* _Text for analysis_
- Opening Delimiter -
Establishment and validation of a high-throughput micro-neutralization assay for respiratory syncytial virus (subtypes A and B).

The validation of a bioanalytical method allows us to determine its validity for a designated purpose and to guarantee the reliability of its analytical results. The virus neutralization assay has proved to be suitable for the detection and quantification of specific serum-neutralizing antibodies against respiratory syncytial virus subtypes A and B. Respiratory syncytial virus is a negative-sense RNA virus and is responsible for the majority of acute lower respiratory tract infections in infants and older adults worldwide. Owing to its widespread infection, the WHO considers it a target for the development of preventive vaccines. Despite the high impact of its infections, however, only one vaccine has been recently approved. The aim of this paper is to provide a detailed validation process for the microneutralization assay and to demonstrate that this method can effectively support the efficacy assessment of candidate vaccines and the definition of correlates of protection.

Evaluation of Monkeypox- and Vaccinia virus-neutralizing antibodies in human serum samples after vaccination and natural infection.
- Closing Delimiter -
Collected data
- Opening Delimiter -
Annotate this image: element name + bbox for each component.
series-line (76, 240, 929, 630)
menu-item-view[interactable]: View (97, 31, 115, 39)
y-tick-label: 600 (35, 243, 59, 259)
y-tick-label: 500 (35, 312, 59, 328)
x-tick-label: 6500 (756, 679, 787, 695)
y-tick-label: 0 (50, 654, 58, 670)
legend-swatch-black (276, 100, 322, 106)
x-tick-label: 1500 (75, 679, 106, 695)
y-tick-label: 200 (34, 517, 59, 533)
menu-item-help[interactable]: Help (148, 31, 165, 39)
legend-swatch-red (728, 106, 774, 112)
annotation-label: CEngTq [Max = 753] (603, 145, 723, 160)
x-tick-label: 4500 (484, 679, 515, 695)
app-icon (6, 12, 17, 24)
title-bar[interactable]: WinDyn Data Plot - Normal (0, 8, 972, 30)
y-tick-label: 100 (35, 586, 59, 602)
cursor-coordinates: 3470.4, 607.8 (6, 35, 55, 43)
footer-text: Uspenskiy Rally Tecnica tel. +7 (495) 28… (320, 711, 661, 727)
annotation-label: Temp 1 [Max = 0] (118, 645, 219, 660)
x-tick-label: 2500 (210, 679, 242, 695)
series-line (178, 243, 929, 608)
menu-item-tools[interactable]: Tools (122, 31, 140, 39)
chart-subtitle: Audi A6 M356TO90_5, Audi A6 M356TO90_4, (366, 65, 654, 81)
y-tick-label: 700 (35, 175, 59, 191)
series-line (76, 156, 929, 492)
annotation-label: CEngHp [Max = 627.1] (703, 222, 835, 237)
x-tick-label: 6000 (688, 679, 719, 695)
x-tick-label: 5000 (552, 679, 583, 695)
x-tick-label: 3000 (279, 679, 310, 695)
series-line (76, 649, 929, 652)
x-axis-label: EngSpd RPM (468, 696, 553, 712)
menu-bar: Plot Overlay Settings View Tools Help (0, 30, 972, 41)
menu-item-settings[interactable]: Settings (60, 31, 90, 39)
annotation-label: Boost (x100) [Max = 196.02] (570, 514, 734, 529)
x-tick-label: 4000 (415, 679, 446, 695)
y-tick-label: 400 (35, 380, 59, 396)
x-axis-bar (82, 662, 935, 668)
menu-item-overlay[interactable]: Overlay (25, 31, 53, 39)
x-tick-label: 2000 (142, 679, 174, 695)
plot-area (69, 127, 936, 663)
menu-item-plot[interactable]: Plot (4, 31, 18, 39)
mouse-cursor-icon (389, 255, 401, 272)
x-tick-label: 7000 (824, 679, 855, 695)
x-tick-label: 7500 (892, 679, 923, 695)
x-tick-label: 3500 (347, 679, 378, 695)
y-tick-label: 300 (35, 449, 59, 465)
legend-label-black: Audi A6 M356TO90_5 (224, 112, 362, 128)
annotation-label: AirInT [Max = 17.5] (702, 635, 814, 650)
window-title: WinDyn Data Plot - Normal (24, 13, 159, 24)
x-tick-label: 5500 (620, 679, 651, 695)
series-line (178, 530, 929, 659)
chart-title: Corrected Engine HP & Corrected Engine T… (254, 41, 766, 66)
- Closing Delimiter -
* _Actions to take_
1. Summarize the text on virus-neutralization assays in two sentences.
2. Carry on the text on virus-neutralization assays, starting after its final line.

* _Expected outputs_
1. The text describes the validation of a high-throughput micro-neutralization assay that detects and quantifies serum-neutralizing antibodies against respiratory syncytial virus subtypes A and B, a negative-sense RNA virus responsible for most acute lower respiratory tract infections in infants and older adults worldwide. Although the WHO considers the virus a target for preventive vaccines, only one vaccine has recently been approved, and the paper sets out a detailed validation process to show that the assay can support efficacy assessment of candidate vaccines and the definition of correlates of protection.

2.
Introduction: In early to mid-2022, an unexpected outbreak of Monkeypox virus infections occurred outside the African endemic regions. Vaccines originally developed in the past to protect against smallpox are one of the available countermeasures to prevent and protect against Orthopoxvirus infections. To date, there are few studies on the cross-reactivity of neutralizing antibodies elicited by previous vaccinia virus-based vaccination and/or Monkeypox virus infection. The aim of this study was to evaluate a possible approach to performing Monkeypox and vaccinia live-virus microneutralization assays in which the read-out is based on the production of cytopathic effect in the cell monolayer. Methods: Given the complexity of Orthopoxviruses, the microneutralization assay was performed in such a way as to uncover a potential role of complement, with and without the addition of an external source of Baby Rabbit Complement. A set of human serum samples from individuals who had been naturally infected with Monkeypox virus and individuals who may have and not have undergone vaccinia virus vaccinations, was used to evaluate the performance, sensitivity, and specificity of the assay. Results and conclusions: The results of the present study confirm the presence and cross-reactivity of antibodies elicited by vaccinia-based vaccines, which proved able to neutralize the Monkeypox virus in the presence of an external source of complement.

Pyroptosis: A Promising Mechanism Linking SARS-CoV-2 Infection to Adverse Pregnancy Outcomes.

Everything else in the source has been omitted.